= Exercise description =
Make an exact copy of all the entries below, with the pictures left out.

= Records to use =

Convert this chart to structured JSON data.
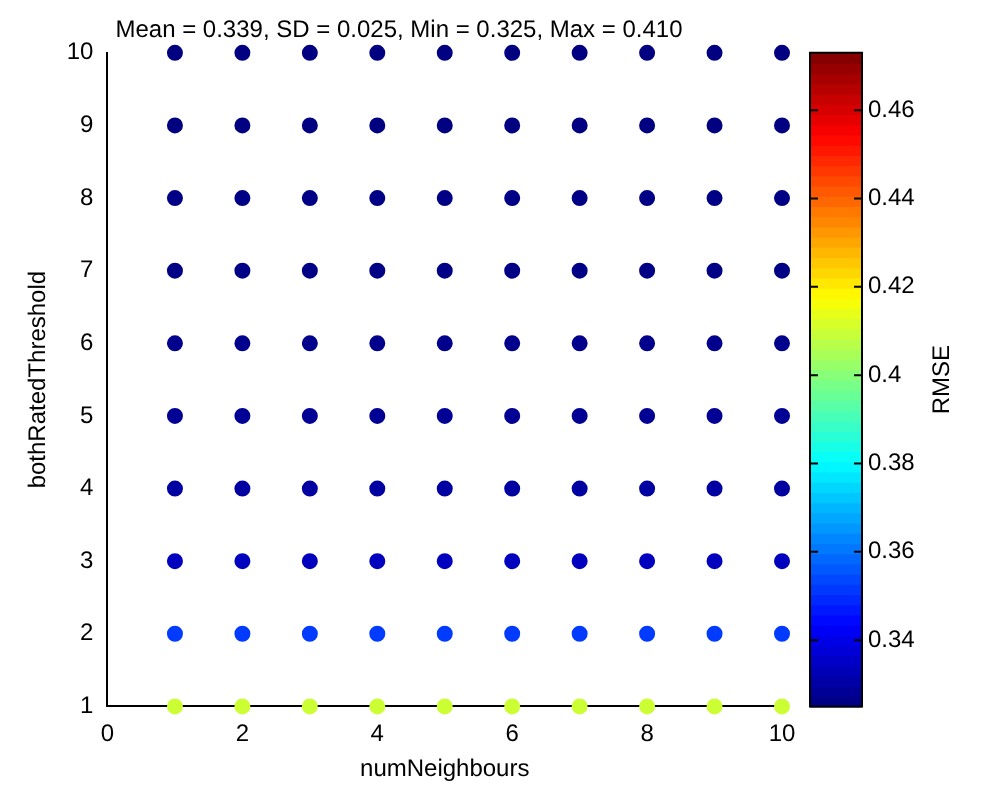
{
  "chart_data": {
    "type": "scatter",
    "title": "Mean = 0.339, SD = 0.025, Min = 0.325, Max = 0.410",
    "xlabel": "numNeighbours",
    "ylabel": "bothRatedThreshold",
    "clabel": "RMSE",
    "x": [
      1,
      2,
      3,
      4,
      5,
      6,
      7,
      8,
      9,
      10,
      1,
      2,
      3,
      4,
      5,
      6,
      7,
      8,
      9,
      10,
      1,
      2,
      3,
      4,
      5,
      6,
      7,
      8,
      9,
      10,
      1,
      2,
      3,
      4,
      5,
      6,
      7,
      8,
      9,
      10,
      1,
      2,
      3,
      4,
      5,
      6,
      7,
      8,
      9,
      10,
      1,
      2,
      3,
      4,
      5,
      6,
      7,
      8,
      9,
      10,
      1,
      2,
      3,
      4,
      5,
      6,
      7,
      8,
      9,
      10,
      1,
      2,
      3,
      4,
      5,
      6,
      7,
      8,
      9,
      10,
      1,
      2,
      3,
      4,
      5,
      6,
      7,
      8,
      9,
      10,
      1,
      2,
      3,
      4,
      5,
      6,
      7,
      8,
      9,
      10
    ],
    "values": [
      1,
      1,
      1,
      1,
      1,
      1,
      1,
      1,
      1,
      1,
      2,
      2,
      2,
      2,
      2,
      2,
      2,
      2,
      2,
      2,
      3,
      3,
      3,
      3,
      3,
      3,
      3,
      3,
      3,
      3,
      4,
      4,
      4,
      4,
      4,
      4,
      4,
      4,
      4,
      4,
      5,
      5,
      5,
      5,
      5,
      5,
      5,
      5,
      5,
      5,
      6,
      6,
      6,
      6,
      6,
      6,
      6,
      6,
      6,
      6,
      7,
      7,
      7,
      7,
      7,
      7,
      7,
      7,
      7,
      7,
      8,
      8,
      8,
      8,
      8,
      8,
      8,
      8,
      8,
      8,
      9,
      9,
      9,
      9,
      9,
      9,
      9,
      9,
      9,
      9,
      10,
      10,
      10,
      10,
      10,
      10,
      10,
      10,
      10,
      10
    ],
    "cvalues": [
      0.41,
      0.41,
      0.41,
      0.41,
      0.41,
      0.41,
      0.41,
      0.41,
      0.41,
      0.41,
      0.352,
      0.352,
      0.352,
      0.352,
      0.352,
      0.352,
      0.352,
      0.352,
      0.352,
      0.352,
      0.334,
      0.334,
      0.334,
      0.334,
      0.334,
      0.334,
      0.334,
      0.334,
      0.334,
      0.334,
      0.33,
      0.33,
      0.33,
      0.33,
      0.33,
      0.33,
      0.33,
      0.33,
      0.33,
      0.33,
      0.328,
      0.328,
      0.328,
      0.328,
      0.328,
      0.328,
      0.328,
      0.328,
      0.328,
      0.328,
      0.327,
      0.327,
      0.327,
      0.327,
      0.327,
      0.327,
      0.327,
      0.327,
      0.327,
      0.327,
      0.326,
      0.326,
      0.326,
      0.326,
      0.326,
      0.326,
      0.326,
      0.326,
      0.326,
      0.326,
      0.326,
      0.326,
      0.326,
      0.326,
      0.326,
      0.326,
      0.326,
      0.326,
      0.326,
      0.326,
      0.325,
      0.325,
      0.325,
      0.325,
      0.325,
      0.325,
      0.325,
      0.325,
      0.325,
      0.325,
      0.325,
      0.325,
      0.325,
      0.325,
      0.325,
      0.325,
      0.325,
      0.325,
      0.325,
      0.325
    ],
    "xlim": [
      0,
      10
    ],
    "xticks": [
      0,
      2,
      4,
      6,
      8,
      10
    ],
    "ylim": [
      1,
      10
    ],
    "yticks": [
      1,
      2,
      3,
      4,
      5,
      6,
      7,
      8,
      9,
      10
    ],
    "clim": [
      0.325,
      0.473
    ],
    "cticks": [
      0.34,
      0.36,
      0.38,
      0.4,
      0.42,
      0.44,
      0.46
    ],
    "marker": "circle",
    "grid": false,
    "legend": false
  }
}
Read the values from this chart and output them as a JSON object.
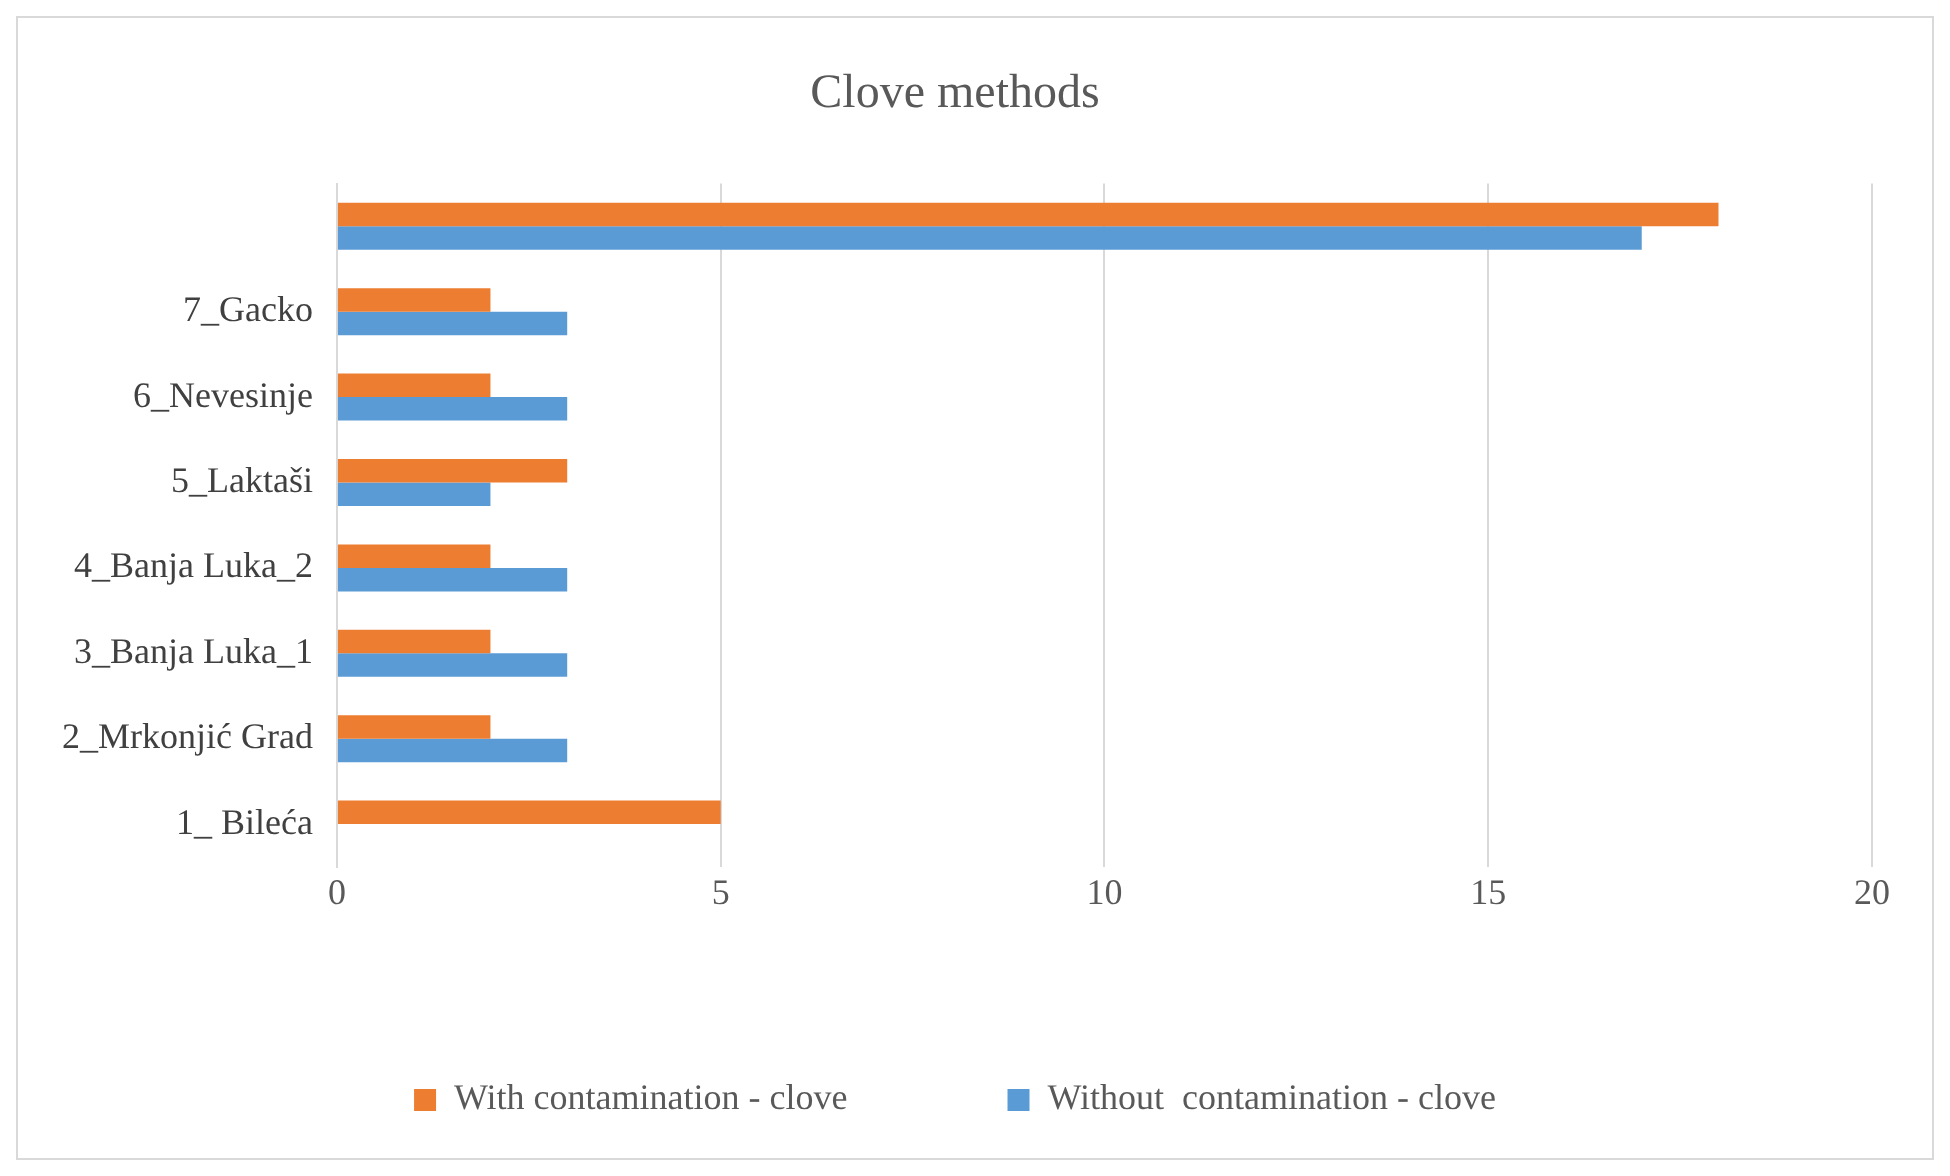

= Answer for this exercise =
Convert this chart to structured JSON data.
{
  "chart_data": {
    "type": "scatter",
    "title": "Mean = 0.339, SD = 0.025, Min = 0.325, Max = 0.410",
    "xlabel": "numNeighbours",
    "ylabel": "bothRatedThreshold",
    "clabel": "RMSE",
    "x": [
      1,
      2,
      3,
      4,
      5,
      6,
      7,
      8,
      9,
      10,
      1,
      2,
      3,
      4,
      5,
      6,
      7,
      8,
      9,
      10,
      1,
      2,
      3,
      4,
      5,
      6,
      7,
      8,
      9,
      10,
      1,
      2,
      3,
      4,
      5,
      6,
      7,
      8,
      9,
      10,
      1,
      2,
      3,
      4,
      5,
      6,
      7,
      8,
      9,
      10,
      1,
      2,
      3,
      4,
      5,
      6,
      7,
      8,
      9,
      10,
      1,
      2,
      3,
      4,
      5,
      6,
      7,
      8,
      9,
      10,
      1,
      2,
      3,
      4,
      5,
      6,
      7,
      8,
      9,
      10,
      1,
      2,
      3,
      4,
      5,
      6,
      7,
      8,
      9,
      10,
      1,
      2,
      3,
      4,
      5,
      6,
      7,
      8,
      9,
      10
    ],
    "values": [
      1,
      1,
      1,
      1,
      1,
      1,
      1,
      1,
      1,
      1,
      2,
      2,
      2,
      2,
      2,
      2,
      2,
      2,
      2,
      2,
      3,
      3,
      3,
      3,
      3,
      3,
      3,
      3,
      3,
      3,
      4,
      4,
      4,
      4,
      4,
      4,
      4,
      4,
      4,
      4,
      5,
      5,
      5,
      5,
      5,
      5,
      5,
      5,
      5,
      5,
      6,
      6,
      6,
      6,
      6,
      6,
      6,
      6,
      6,
      6,
      7,
      7,
      7,
      7,
      7,
      7,
      7,
      7,
      7,
      7,
      8,
      8,
      8,
      8,
      8,
      8,
      8,
      8,
      8,
      8,
      9,
      9,
      9,
      9,
      9,
      9,
      9,
      9,
      9,
      9,
      10,
      10,
      10,
      10,
      10,
      10,
      10,
      10,
      10,
      10
    ],
    "cvalues": [
      0.41,
      0.41,
      0.41,
      0.41,
      0.41,
      0.41,
      0.41,
      0.41,
      0.41,
      0.41,
      0.352,
      0.352,
      0.352,
      0.352,
      0.352,
      0.352,
      0.352,
      0.352,
      0.352,
      0.352,
      0.334,
      0.334,
      0.334,
      0.334,
      0.334,
      0.334,
      0.334,
      0.334,
      0.334,
      0.334,
      0.33,
      0.33,
      0.33,
      0.33,
      0.33,
      0.33,
      0.33,
      0.33,
      0.33,
      0.33,
      0.328,
      0.328,
      0.328,
      0.328,
      0.328,
      0.328,
      0.328,
      0.328,
      0.328,
      0.328,
      0.327,
      0.327,
      0.327,
      0.327,
      0.327,
      0.327,
      0.327,
      0.327,
      0.327,
      0.327,
      0.326,
      0.326,
      0.326,
      0.326,
      0.326,
      0.326,
      0.326,
      0.326,
      0.326,
      0.326,
      0.326,
      0.326,
      0.326,
      0.326,
      0.326,
      0.326,
      0.326,
      0.326,
      0.326,
      0.326,
      0.325,
      0.325,
      0.325,
      0.325,
      0.325,
      0.325,
      0.325,
      0.325,
      0.325,
      0.325,
      0.325,
      0.325,
      0.325,
      0.325,
      0.325,
      0.325,
      0.325,
      0.325,
      0.325,
      0.325
    ],
    "xlim": [
      0,
      10
    ],
    "xticks": [
      0,
      2,
      4,
      6,
      8,
      10
    ],
    "ylim": [
      1,
      10
    ],
    "yticks": [
      1,
      2,
      3,
      4,
      5,
      6,
      7,
      8,
      9,
      10
    ],
    "clim": [
      0.325,
      0.473
    ],
    "cticks": [
      0.34,
      0.36,
      0.38,
      0.4,
      0.42,
      0.44,
      0.46
    ],
    "marker": "circle",
    "grid": false,
    "legend": false
  }
}
Read the values from this chart and output them as a JSON object.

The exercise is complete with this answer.